Find the word "Akıştaki" in the listing; pull out each line holding it.
--- START OF Records for processing ---
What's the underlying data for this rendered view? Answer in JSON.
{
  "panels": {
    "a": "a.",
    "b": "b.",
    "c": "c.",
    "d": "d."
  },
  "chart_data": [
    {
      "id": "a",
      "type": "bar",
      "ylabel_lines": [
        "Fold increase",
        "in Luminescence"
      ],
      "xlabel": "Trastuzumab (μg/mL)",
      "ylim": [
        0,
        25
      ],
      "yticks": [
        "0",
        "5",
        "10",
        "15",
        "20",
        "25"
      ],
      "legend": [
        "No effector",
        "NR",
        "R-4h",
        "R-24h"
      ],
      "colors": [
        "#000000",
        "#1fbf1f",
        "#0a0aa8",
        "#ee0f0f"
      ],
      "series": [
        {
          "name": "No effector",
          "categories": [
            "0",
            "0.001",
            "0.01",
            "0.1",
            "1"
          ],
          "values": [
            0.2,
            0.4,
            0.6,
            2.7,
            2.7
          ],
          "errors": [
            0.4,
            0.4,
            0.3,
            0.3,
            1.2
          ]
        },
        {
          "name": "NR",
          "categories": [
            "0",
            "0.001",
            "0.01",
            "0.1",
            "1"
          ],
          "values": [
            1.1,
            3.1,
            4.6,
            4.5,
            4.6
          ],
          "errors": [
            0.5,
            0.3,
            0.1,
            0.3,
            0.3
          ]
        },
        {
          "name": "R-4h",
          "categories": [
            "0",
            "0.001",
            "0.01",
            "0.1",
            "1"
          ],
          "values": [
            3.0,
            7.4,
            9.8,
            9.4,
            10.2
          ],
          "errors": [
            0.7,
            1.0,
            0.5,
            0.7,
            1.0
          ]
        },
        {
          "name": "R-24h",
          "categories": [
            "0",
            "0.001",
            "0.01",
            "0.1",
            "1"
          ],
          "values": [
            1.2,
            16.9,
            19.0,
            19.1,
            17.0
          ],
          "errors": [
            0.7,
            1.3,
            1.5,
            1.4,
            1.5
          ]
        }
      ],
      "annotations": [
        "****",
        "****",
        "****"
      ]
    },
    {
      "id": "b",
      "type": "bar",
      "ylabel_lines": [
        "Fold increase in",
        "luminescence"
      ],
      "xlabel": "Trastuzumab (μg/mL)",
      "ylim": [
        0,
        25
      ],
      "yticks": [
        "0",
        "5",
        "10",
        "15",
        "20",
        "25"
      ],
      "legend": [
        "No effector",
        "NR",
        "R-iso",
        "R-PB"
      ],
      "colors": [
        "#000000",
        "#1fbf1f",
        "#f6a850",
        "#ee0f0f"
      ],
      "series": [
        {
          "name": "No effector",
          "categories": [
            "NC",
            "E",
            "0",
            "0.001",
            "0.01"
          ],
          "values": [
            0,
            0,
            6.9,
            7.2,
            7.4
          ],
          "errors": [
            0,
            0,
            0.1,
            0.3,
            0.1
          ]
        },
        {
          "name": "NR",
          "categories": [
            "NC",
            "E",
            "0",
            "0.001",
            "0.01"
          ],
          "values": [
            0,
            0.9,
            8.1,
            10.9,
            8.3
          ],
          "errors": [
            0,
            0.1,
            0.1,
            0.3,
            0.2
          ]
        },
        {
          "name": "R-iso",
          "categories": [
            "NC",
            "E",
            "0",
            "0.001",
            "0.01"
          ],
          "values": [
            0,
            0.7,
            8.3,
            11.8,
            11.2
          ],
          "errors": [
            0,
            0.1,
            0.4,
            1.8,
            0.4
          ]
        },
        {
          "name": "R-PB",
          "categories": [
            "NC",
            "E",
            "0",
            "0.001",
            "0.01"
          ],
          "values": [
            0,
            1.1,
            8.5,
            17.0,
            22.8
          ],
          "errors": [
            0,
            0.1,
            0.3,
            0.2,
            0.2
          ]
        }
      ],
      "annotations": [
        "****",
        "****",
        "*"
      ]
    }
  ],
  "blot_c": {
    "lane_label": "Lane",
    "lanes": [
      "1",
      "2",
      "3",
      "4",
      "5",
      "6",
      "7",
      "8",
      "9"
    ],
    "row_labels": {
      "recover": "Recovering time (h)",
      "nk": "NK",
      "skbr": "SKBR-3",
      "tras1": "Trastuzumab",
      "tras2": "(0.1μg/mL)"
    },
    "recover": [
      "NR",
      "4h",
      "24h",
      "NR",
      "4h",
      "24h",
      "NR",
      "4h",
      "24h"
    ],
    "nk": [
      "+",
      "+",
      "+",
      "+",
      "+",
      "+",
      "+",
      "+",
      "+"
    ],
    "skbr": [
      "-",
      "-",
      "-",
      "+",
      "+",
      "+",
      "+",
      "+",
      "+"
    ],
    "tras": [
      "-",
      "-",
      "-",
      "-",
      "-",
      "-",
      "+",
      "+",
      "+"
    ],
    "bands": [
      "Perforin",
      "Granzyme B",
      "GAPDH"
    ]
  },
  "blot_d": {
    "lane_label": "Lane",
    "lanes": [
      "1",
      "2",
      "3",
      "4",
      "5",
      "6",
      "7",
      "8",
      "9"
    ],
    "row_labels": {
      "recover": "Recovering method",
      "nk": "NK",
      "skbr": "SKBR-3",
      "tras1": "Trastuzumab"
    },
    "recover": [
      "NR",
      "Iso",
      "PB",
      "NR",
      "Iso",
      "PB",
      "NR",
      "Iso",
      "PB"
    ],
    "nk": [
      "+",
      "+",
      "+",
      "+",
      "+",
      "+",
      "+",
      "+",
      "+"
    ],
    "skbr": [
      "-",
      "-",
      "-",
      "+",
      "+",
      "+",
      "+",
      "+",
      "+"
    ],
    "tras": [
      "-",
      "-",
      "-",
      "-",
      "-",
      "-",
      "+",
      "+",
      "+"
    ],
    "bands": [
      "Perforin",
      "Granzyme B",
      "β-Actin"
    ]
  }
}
--- END OF Records for processing ---
--- START OF Records for processing ---
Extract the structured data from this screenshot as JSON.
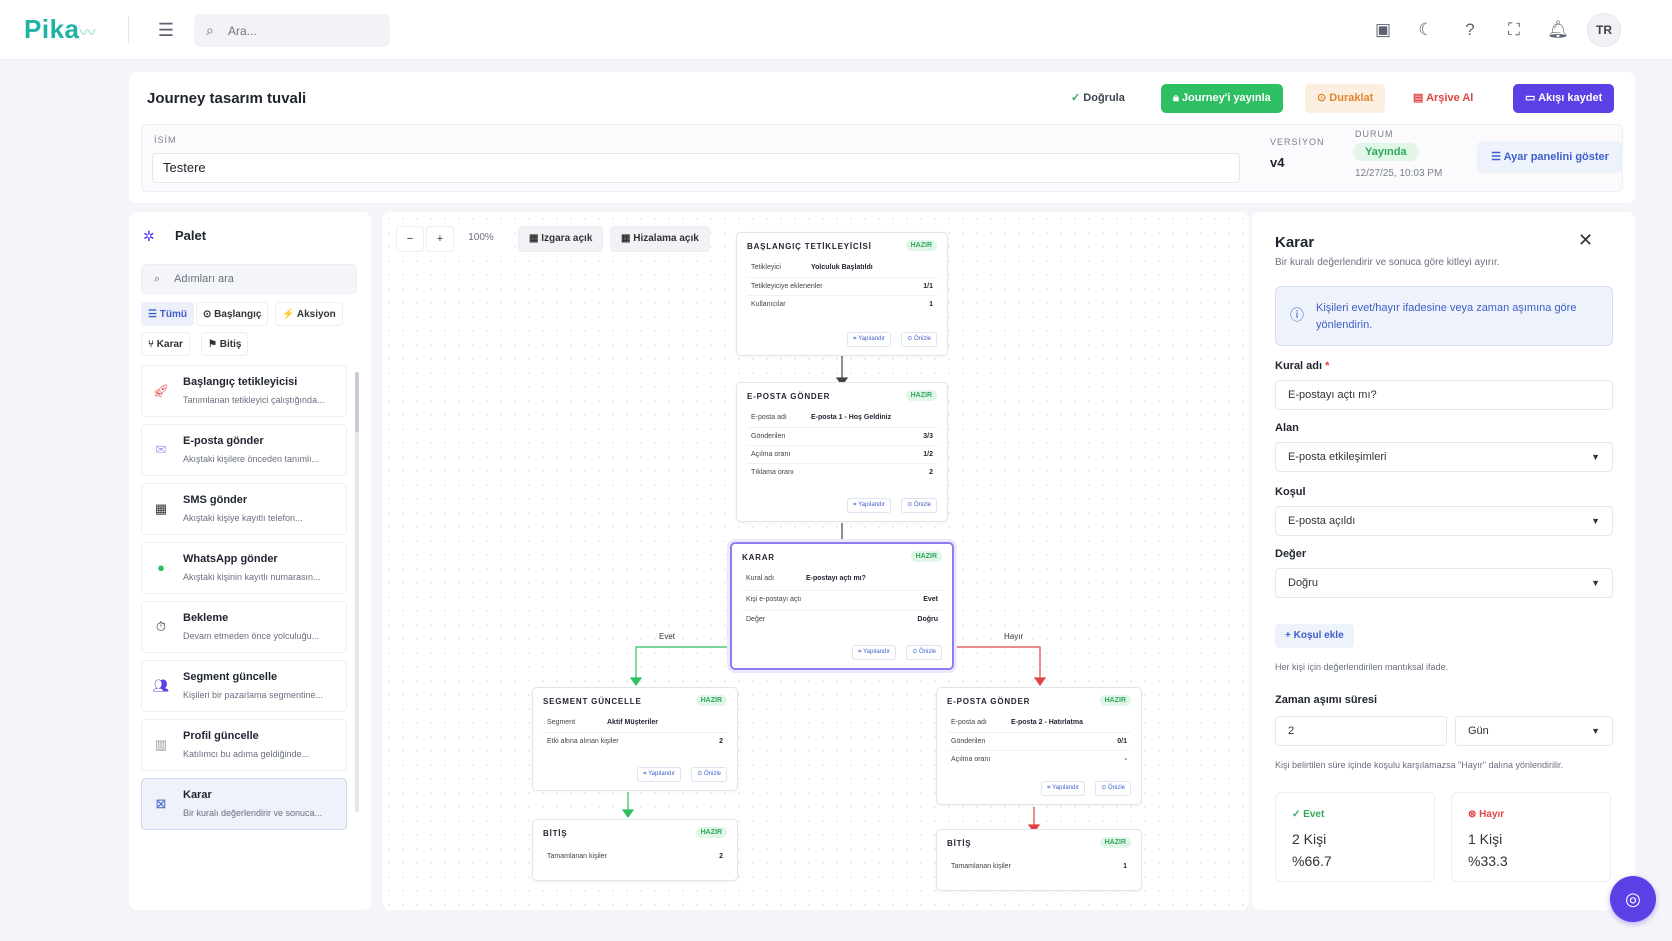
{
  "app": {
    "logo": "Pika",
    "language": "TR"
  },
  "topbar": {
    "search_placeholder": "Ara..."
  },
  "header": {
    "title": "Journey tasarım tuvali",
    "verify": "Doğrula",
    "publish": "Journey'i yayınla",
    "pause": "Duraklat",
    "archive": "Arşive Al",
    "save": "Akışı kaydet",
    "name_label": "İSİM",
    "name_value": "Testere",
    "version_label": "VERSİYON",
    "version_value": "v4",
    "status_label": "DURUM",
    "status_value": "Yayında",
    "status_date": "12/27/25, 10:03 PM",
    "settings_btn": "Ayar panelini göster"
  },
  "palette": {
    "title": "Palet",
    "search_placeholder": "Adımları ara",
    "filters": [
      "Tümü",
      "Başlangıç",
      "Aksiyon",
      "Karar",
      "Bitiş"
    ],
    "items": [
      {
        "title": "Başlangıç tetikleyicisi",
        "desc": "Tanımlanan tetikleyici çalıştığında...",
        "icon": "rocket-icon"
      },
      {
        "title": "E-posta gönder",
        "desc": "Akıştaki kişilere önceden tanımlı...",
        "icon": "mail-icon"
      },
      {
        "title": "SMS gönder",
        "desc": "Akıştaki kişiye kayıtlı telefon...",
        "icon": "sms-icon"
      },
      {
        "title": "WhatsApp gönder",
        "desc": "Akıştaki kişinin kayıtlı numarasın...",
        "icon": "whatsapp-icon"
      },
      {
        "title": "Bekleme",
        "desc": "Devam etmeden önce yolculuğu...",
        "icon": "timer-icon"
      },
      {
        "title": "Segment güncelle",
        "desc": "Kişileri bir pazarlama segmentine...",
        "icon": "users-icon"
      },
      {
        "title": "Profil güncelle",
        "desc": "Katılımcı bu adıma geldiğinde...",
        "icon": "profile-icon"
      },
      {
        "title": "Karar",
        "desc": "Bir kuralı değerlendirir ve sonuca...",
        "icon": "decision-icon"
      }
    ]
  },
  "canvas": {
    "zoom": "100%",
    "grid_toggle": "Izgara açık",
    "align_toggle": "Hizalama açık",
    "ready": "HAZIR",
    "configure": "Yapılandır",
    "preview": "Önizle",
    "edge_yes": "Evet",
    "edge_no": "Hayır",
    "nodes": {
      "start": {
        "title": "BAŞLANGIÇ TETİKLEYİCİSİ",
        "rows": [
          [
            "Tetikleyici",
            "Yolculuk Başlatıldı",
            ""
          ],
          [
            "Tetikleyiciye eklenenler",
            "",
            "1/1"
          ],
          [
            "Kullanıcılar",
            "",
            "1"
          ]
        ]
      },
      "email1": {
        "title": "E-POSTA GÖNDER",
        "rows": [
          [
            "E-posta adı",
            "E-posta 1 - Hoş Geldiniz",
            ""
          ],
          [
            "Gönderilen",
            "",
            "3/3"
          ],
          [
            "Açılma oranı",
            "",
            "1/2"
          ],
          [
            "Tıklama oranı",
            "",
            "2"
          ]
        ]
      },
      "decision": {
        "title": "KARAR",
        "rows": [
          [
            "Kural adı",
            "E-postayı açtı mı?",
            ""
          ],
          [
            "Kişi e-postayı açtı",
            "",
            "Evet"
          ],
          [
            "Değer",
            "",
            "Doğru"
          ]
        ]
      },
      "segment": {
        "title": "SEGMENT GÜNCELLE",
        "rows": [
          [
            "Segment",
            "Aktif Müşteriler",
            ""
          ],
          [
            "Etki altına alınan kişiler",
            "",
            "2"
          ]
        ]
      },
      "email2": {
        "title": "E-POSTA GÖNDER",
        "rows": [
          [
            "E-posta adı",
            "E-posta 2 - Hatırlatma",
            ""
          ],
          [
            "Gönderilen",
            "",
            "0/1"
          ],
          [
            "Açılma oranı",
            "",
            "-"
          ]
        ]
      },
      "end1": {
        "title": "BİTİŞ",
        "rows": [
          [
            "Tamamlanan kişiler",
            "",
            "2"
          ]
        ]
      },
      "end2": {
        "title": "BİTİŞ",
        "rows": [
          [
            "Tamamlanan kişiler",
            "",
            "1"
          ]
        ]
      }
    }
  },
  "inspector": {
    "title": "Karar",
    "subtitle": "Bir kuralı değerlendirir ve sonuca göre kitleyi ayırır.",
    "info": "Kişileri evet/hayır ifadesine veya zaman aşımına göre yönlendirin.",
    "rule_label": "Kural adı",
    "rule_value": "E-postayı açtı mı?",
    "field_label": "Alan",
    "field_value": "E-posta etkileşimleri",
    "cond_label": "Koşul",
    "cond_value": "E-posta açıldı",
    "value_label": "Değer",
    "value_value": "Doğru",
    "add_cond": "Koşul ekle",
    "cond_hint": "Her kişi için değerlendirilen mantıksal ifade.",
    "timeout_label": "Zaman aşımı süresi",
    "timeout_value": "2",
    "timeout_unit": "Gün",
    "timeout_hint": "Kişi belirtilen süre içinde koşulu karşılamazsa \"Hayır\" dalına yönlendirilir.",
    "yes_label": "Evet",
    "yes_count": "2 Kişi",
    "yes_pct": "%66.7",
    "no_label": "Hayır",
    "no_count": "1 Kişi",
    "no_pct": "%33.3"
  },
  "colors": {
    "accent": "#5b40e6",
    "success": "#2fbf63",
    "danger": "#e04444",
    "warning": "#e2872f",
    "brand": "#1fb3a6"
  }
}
--- END OF Records for processing ---
Task output:
        "desc": "Akıştaki kişilere önceden tanımlı...",
        "desc": "Akıştaki kişiye kayıtlı telefon...",
        "desc": "Akıştaki kişinin kayıtlı numarasın...",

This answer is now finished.